- _Exercise goal_
Can you lay out every line of the rows below as a JSON list of strings, one string per line, with blank lines and the pictures left out?

- _Dataset records_
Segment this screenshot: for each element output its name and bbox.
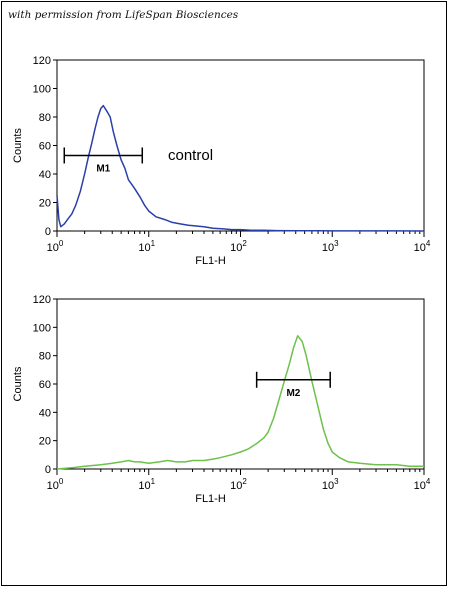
y-tick-label: 100	[33, 84, 51, 96]
y-tick-label: 60	[39, 141, 51, 153]
plot-frame	[56, 59, 425, 232]
x-tick-label: 102	[230, 477, 247, 492]
x-tick-label: 101	[138, 239, 155, 254]
y-tick-label: 20	[39, 198, 51, 210]
y-tick-label: 80	[39, 351, 51, 363]
x-axis-label: FL1-H	[195, 493, 226, 505]
x-tick-label: 104	[414, 477, 431, 492]
x-tick-label: 101	[138, 477, 155, 492]
x-tick-label: 100	[47, 239, 64, 254]
y-axis-label: Counts	[12, 366, 24, 401]
x-tick-label: 100	[47, 477, 64, 492]
annotation-label: control	[168, 147, 213, 164]
y-tick-label: 60	[39, 379, 51, 391]
x-tick-label: 104	[414, 239, 431, 254]
marker-label: M2	[286, 388, 300, 399]
marker-label: M1	[96, 163, 110, 174]
x-axis-label: FL1-H	[195, 255, 226, 267]
y-tick-label: 120	[33, 55, 51, 67]
plot-frame	[56, 298, 425, 470]
x-tick-label: 103	[322, 477, 339, 492]
y-tick-label: 0	[45, 226, 51, 238]
credit-text: with permission from LifeSpan Bioscience…	[8, 9, 239, 21]
histogram-panel-1: 0 20 40 60 80 100 120 100 101 102 103 104 FL1-H Count…	[12, 55, 431, 267]
y-tick-label: 100	[33, 322, 51, 334]
y-tick-label: 80	[39, 112, 51, 124]
histogram-line-1	[56, 335, 424, 470]
y-tick-label: 20	[39, 436, 51, 448]
x-tick-label: 102	[230, 239, 247, 254]
y-tick-label: 40	[39, 169, 51, 181]
y-tick-label: 0	[45, 464, 51, 476]
y-tick-label: 40	[39, 407, 51, 419]
histogram-panel-2: 0 20 40 60 80 100 120 100 101 102 103 104 FL1-H Count…	[12, 294, 431, 505]
histogram-line-1	[56, 104, 425, 232]
x-tick-label: 103	[322, 239, 339, 254]
y-axis-label: Counts	[12, 128, 24, 163]
y-tick-label: 120	[33, 294, 51, 306]
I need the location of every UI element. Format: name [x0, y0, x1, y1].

- _Answer below_
[
  "Segment this screenshot: for each element output its name and bbox.",
  "y-tick-label: 100\t[33, 84, 51, 96]",
  "y-tick-label: 60\t[39, 141, 51, 153]",
  "plot-frame\t[56, 59, 425, 232]",
  "x-tick-label: 102\t[230, 477, 247, 492]",
  "x-tick-label: 101\t[138, 239, 155, 254]",
  "y-tick-label: 20\t[39, 198, 51, 210]",
  "y-tick-label: 80\t[39, 351, 51, 363]",
  "x-axis-label: FL1-H\t[195, 493, 226, 505]",
  "x-tick-label: 104\t[414, 477, 431, 492]",
  "x-tick-label: 101\t[138, 477, 155, 492]",
  "x-tick-label: 100\t[47, 239, 64, 254]",
  "y-axis-label: Counts\t[12, 366, 24, 401]",
  "x-tick-label: 100\t[47, 477, 64, 492]",
  "annotation-label: control\t[168, 147, 213, 164]",
  "y-tick-label: 60\t[39, 379, 51, 391]",
  "x-tick-label: 104\t[414, 239, 431, 254]",
  "marker-label: M2\t[286, 388, 300, 399]",
  "marker-label: M1\t[96, 163, 110, 174]",
  "x-axis-label: FL1-H\t[195, 255, 226, 267]",
  "y-tick-label: 120\t[33, 55, 51, 67]",
  "plot-frame\t[56, 298, 425, 470]",
  "x-tick-label: 103\t[322, 477, 339, 492]",
  "y-tick-label: 0\t[45, 226, 51, 238]",
  "credit-text: with permission from LifeSpan Bioscience…\t[8, 9, 239, 21]",
  "histogram-panel-1: 0 20 40 60 80 100 120 100 101 102 103 104 FL1-H Count…\t[12, 55, 431, 267]",
  "y-tick-label: 100\t[33, 322, 51, 334]",
  "y-tick-label: 80\t[39, 112, 51, 124]",
  "histogram-line-1\t[56, 335, 424, 470]",
  "y-tick-label: 20\t[39, 436, 51, 448]",
  "x-tick-label: 102\t[230, 239, 247, 254]",
  "y-tick-label: 40\t[39, 169, 51, 181]",
  "y-tick-label: 0\t[45, 464, 51, 476]",
  "y-tick-label: 40\t[39, 407, 51, 419]",
  "histogram-panel-2: 0 20 40 60 80 100 120 100 101 102 103 104 FL1-H Count…\t[12, 294, 431, 505]",
  "histogram-line-1\t[56, 104, 425, 232]",
  "x-tick-label: 103\t[322, 239, 339, 254]",
  "y-axis-label: Counts\t[12, 128, 24, 163]",
  "y-tick-label: 120\t[33, 294, 51, 306]",
  "I need the location of every UI element. Format: name [x0, y0, x1, y1]."
]